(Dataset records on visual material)
####

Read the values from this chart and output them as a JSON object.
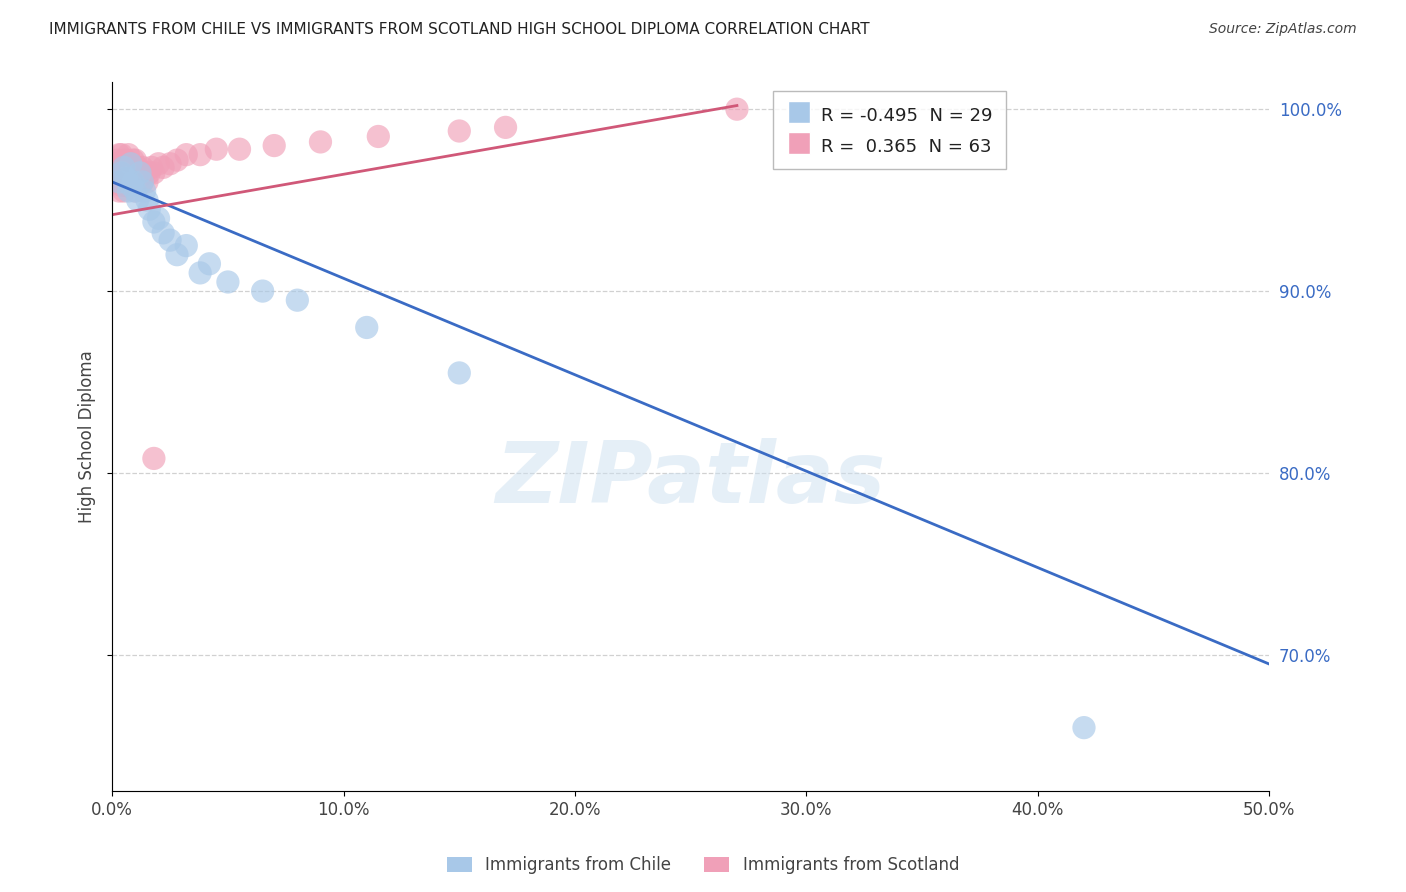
{
  "title": "IMMIGRANTS FROM CHILE VS IMMIGRANTS FROM SCOTLAND HIGH SCHOOL DIPLOMA CORRELATION CHART",
  "source": "Source: ZipAtlas.com",
  "ylabel": "High School Diploma",
  "legend_labels": [
    "Immigrants from Chile",
    "Immigrants from Scotland"
  ],
  "chile_color": "#a8c8e8",
  "scotland_color": "#f0a0b8",
  "chile_line_color": "#3A6BC4",
  "scotland_line_color": "#D05878",
  "R_chile": -0.495,
  "N_chile": 29,
  "R_scotland": 0.365,
  "N_scotland": 63,
  "xmin": 0.0,
  "xmax": 0.5,
  "ymin": 0.625,
  "ymax": 1.015,
  "yticks": [
    0.7,
    0.8,
    0.9,
    1.0
  ],
  "xticks": [
    0.0,
    0.1,
    0.2,
    0.3,
    0.4,
    0.5
  ],
  "watermark": "ZIPatlas",
  "chile_scatter_x": [
    0.003,
    0.004,
    0.005,
    0.006,
    0.007,
    0.008,
    0.008,
    0.009,
    0.01,
    0.011,
    0.012,
    0.013,
    0.014,
    0.015,
    0.016,
    0.018,
    0.02,
    0.022,
    0.025,
    0.028,
    0.032,
    0.038,
    0.042,
    0.05,
    0.065,
    0.08,
    0.11,
    0.15,
    0.42
  ],
  "chile_scatter_y": [
    0.96,
    0.965,
    0.968,
    0.962,
    0.955,
    0.958,
    0.97,
    0.96,
    0.955,
    0.95,
    0.965,
    0.96,
    0.955,
    0.95,
    0.945,
    0.938,
    0.94,
    0.932,
    0.928,
    0.92,
    0.925,
    0.91,
    0.915,
    0.905,
    0.9,
    0.895,
    0.88,
    0.855,
    0.66
  ],
  "scotland_scatter_x": [
    0.001,
    0.001,
    0.002,
    0.002,
    0.002,
    0.003,
    0.003,
    0.003,
    0.003,
    0.004,
    0.004,
    0.004,
    0.004,
    0.005,
    0.005,
    0.005,
    0.005,
    0.005,
    0.006,
    0.006,
    0.006,
    0.006,
    0.006,
    0.007,
    0.007,
    0.007,
    0.007,
    0.007,
    0.008,
    0.008,
    0.008,
    0.009,
    0.009,
    0.009,
    0.01,
    0.01,
    0.01,
    0.01,
    0.011,
    0.011,
    0.012,
    0.012,
    0.013,
    0.013,
    0.014,
    0.015,
    0.016,
    0.017,
    0.018,
    0.02,
    0.022,
    0.025,
    0.028,
    0.032,
    0.038,
    0.045,
    0.055,
    0.07,
    0.09,
    0.115,
    0.15,
    0.17,
    0.27
  ],
  "scotland_scatter_y": [
    0.965,
    0.97,
    0.96,
    0.968,
    0.972,
    0.955,
    0.96,
    0.968,
    0.975,
    0.958,
    0.965,
    0.97,
    0.975,
    0.96,
    0.965,
    0.97,
    0.955,
    0.972,
    0.96,
    0.968,
    0.958,
    0.965,
    0.972,
    0.96,
    0.965,
    0.97,
    0.958,
    0.975,
    0.96,
    0.965,
    0.97,
    0.96,
    0.965,
    0.972,
    0.96,
    0.955,
    0.965,
    0.972,
    0.96,
    0.968,
    0.96,
    0.965,
    0.96,
    0.968,
    0.965,
    0.96,
    0.965,
    0.968,
    0.965,
    0.97,
    0.968,
    0.97,
    0.972,
    0.975,
    0.975,
    0.978,
    0.978,
    0.98,
    0.982,
    0.985,
    0.988,
    0.99,
    1.0
  ],
  "scotland_outlier_x": [
    0.018
  ],
  "scotland_outlier_y": [
    0.808
  ],
  "chile_line_x0": 0.0,
  "chile_line_x1": 0.5,
  "chile_line_y0": 0.96,
  "chile_line_y1": 0.695,
  "scotland_line_x0": 0.0,
  "scotland_line_x1": 0.27,
  "scotland_line_y0": 0.942,
  "scotland_line_y1": 1.002,
  "background_color": "#ffffff",
  "grid_color": "#cccccc",
  "tick_color": "#3A6BC4"
}
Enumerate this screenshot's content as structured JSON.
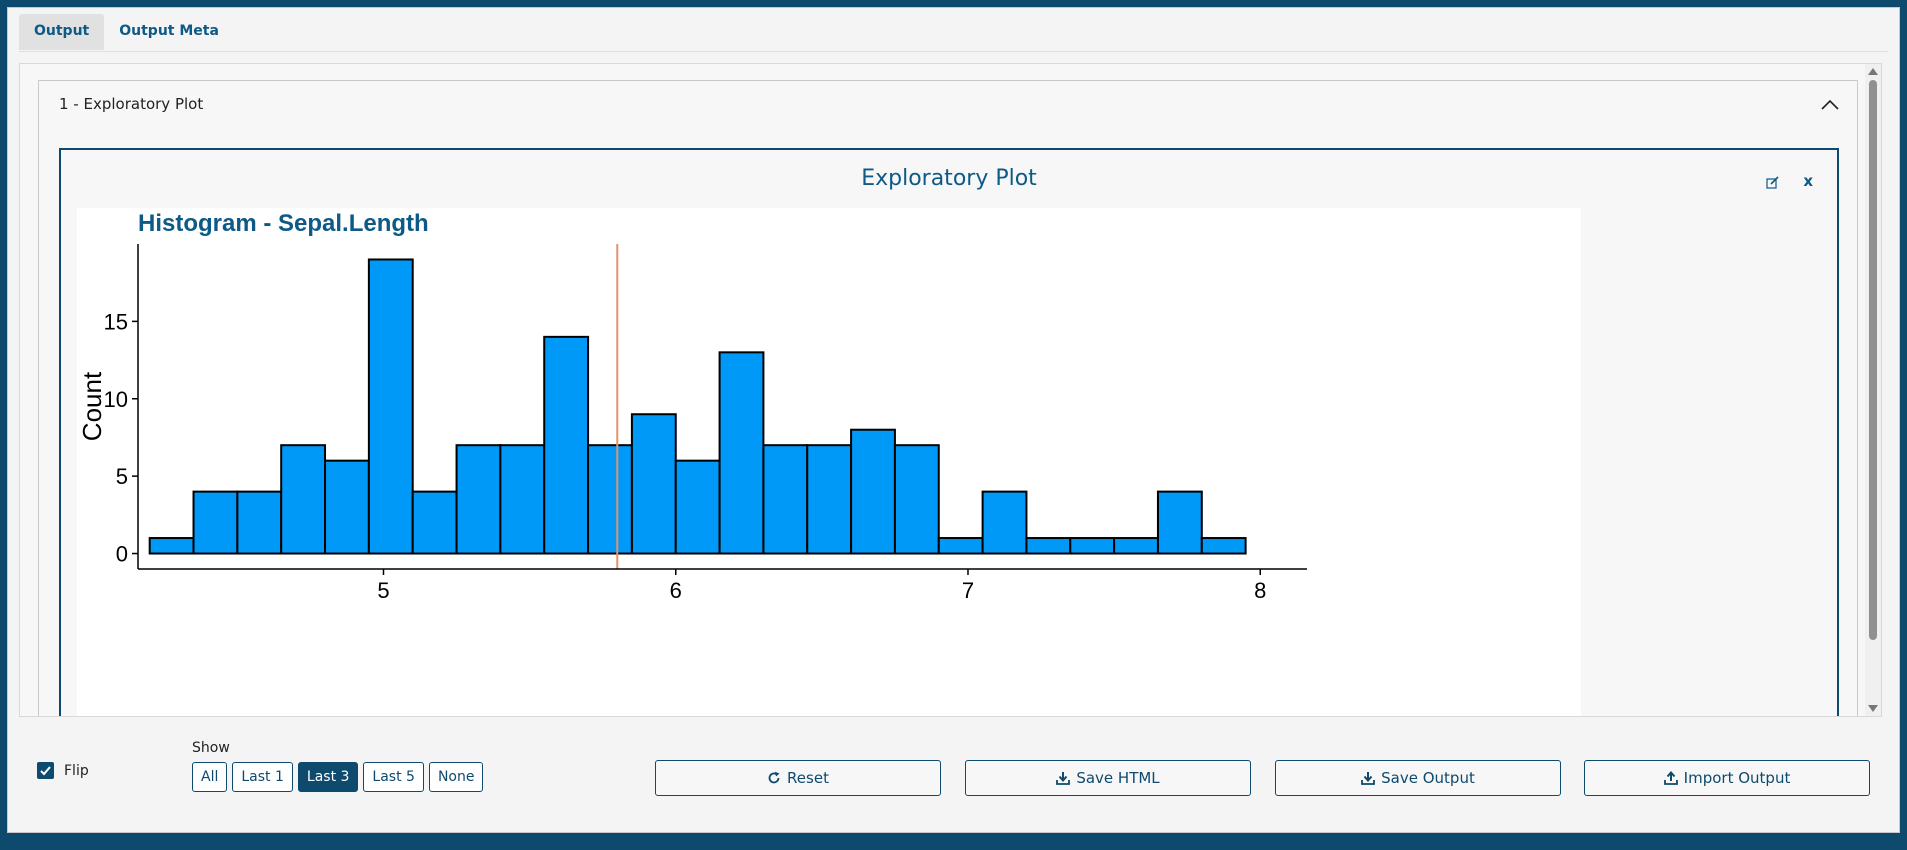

####

#### The task
Copy each line that contains the word "JSON".

#### Exercise answer
Read the values from this chart and output them as a JSON object.
Enumerate this screenshot's content as structured JSON.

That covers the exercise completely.